Task objective —
Copy out every line that contains "Brydain".

Material for this task —
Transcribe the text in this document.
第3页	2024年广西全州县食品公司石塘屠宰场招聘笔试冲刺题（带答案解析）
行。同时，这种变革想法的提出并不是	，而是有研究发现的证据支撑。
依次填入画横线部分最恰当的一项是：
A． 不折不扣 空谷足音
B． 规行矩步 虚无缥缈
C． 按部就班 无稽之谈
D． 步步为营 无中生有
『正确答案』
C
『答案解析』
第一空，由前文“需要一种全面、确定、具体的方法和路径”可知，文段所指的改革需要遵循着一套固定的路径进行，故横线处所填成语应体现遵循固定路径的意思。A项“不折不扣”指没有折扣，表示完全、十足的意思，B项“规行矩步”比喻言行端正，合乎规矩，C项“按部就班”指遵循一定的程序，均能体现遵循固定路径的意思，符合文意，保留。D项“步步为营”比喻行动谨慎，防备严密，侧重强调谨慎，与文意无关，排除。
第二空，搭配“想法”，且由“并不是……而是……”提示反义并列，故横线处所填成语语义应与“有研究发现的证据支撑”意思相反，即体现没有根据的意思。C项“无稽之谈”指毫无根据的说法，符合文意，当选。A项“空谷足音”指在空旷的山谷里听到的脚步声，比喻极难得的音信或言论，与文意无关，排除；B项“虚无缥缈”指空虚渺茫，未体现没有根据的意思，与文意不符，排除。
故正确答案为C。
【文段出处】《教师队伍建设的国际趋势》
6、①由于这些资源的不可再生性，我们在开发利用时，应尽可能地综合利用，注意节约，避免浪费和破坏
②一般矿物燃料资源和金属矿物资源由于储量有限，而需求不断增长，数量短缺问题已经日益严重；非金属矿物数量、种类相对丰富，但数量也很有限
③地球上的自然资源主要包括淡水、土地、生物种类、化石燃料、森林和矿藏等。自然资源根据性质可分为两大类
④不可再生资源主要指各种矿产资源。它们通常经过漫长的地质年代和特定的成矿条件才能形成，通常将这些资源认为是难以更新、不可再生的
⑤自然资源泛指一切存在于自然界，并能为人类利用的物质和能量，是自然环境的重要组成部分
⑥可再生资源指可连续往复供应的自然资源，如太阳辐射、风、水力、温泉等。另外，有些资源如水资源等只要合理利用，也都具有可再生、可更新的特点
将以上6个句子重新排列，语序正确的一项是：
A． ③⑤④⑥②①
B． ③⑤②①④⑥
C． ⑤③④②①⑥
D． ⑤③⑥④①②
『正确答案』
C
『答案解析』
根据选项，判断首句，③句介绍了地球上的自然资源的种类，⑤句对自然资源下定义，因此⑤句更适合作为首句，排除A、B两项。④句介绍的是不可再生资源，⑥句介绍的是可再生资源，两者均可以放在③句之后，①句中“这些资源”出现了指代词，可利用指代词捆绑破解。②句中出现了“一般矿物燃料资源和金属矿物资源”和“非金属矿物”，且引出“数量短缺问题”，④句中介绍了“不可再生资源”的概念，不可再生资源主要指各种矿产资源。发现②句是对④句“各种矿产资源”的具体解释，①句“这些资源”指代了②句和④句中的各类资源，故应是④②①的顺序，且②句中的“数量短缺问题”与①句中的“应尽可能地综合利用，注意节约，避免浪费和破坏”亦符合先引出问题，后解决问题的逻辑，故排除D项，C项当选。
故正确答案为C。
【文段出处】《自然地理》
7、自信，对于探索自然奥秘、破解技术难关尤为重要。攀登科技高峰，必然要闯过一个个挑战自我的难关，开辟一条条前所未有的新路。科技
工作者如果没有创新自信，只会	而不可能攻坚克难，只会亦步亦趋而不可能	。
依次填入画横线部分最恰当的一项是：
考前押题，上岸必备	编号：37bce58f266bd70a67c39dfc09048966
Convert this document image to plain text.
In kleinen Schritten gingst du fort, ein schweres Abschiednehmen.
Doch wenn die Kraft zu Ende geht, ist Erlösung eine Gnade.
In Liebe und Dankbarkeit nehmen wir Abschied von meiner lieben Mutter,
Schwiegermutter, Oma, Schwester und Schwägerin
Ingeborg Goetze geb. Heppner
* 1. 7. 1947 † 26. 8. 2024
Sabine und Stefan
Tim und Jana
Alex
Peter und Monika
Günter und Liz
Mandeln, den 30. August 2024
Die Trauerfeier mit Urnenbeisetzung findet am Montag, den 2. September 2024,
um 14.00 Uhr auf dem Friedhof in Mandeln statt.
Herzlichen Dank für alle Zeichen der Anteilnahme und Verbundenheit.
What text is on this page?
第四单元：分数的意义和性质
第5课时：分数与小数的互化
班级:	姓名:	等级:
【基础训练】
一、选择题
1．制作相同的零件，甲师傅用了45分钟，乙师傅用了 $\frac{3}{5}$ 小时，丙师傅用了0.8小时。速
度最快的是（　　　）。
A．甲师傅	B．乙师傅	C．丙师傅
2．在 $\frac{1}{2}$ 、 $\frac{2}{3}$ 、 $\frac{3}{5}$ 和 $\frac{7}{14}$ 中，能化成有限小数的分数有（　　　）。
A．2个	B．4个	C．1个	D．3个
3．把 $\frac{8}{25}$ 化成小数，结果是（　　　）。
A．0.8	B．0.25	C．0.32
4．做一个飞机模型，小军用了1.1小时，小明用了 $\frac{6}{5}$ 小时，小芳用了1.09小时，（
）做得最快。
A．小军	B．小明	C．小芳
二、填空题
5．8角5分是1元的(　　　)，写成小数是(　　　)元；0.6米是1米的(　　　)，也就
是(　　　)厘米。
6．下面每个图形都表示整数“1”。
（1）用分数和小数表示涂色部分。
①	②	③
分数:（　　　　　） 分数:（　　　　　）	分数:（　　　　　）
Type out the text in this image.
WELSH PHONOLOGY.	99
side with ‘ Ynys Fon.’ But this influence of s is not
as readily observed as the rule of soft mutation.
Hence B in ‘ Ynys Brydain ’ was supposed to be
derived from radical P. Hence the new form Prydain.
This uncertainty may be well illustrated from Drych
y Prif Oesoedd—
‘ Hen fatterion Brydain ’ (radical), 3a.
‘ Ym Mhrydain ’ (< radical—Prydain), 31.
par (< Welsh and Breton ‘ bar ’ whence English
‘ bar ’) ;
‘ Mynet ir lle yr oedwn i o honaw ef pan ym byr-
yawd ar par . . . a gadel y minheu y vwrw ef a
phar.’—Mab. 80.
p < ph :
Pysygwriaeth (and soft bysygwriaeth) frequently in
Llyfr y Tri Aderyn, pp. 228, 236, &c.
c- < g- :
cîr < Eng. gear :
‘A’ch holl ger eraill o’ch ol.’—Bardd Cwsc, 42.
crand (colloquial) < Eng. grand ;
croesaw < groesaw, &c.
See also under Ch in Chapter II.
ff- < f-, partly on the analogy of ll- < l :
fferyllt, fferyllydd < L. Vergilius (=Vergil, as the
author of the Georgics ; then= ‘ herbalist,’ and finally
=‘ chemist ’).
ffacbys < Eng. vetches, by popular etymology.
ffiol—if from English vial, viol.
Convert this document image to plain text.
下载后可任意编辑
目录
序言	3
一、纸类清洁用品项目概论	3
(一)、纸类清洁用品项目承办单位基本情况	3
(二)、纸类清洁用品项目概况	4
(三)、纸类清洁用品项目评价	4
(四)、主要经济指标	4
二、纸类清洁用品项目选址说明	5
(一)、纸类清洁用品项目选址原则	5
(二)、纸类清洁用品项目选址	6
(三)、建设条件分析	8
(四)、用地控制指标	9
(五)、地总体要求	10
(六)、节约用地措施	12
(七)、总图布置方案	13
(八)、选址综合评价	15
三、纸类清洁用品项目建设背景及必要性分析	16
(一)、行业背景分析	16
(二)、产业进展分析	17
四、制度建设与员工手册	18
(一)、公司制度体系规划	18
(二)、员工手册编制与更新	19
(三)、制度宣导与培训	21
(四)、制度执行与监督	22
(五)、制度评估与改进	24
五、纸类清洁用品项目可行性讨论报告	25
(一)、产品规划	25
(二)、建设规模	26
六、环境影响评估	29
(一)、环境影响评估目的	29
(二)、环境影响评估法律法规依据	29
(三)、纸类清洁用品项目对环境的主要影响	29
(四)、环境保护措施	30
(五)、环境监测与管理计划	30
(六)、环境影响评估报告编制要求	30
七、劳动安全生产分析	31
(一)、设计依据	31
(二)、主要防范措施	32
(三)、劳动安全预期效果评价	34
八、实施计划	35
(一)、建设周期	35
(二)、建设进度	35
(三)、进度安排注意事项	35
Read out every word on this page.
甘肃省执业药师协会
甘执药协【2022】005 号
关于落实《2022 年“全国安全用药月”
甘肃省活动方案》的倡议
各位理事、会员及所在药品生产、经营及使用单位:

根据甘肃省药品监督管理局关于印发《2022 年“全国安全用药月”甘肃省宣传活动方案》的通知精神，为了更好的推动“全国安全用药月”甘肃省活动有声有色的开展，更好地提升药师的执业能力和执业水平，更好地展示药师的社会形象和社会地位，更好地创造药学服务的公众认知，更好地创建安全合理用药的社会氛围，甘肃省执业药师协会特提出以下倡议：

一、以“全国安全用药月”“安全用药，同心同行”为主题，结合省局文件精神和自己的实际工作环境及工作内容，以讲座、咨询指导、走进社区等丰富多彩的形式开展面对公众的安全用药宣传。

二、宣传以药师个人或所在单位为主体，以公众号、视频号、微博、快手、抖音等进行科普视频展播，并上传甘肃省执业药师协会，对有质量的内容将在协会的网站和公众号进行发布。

Solution for this task —
Hence B in ‘ Ynys Brydain ’ was supposed to be
‘ Hen fatterion Brydain ’ (radical), 3a.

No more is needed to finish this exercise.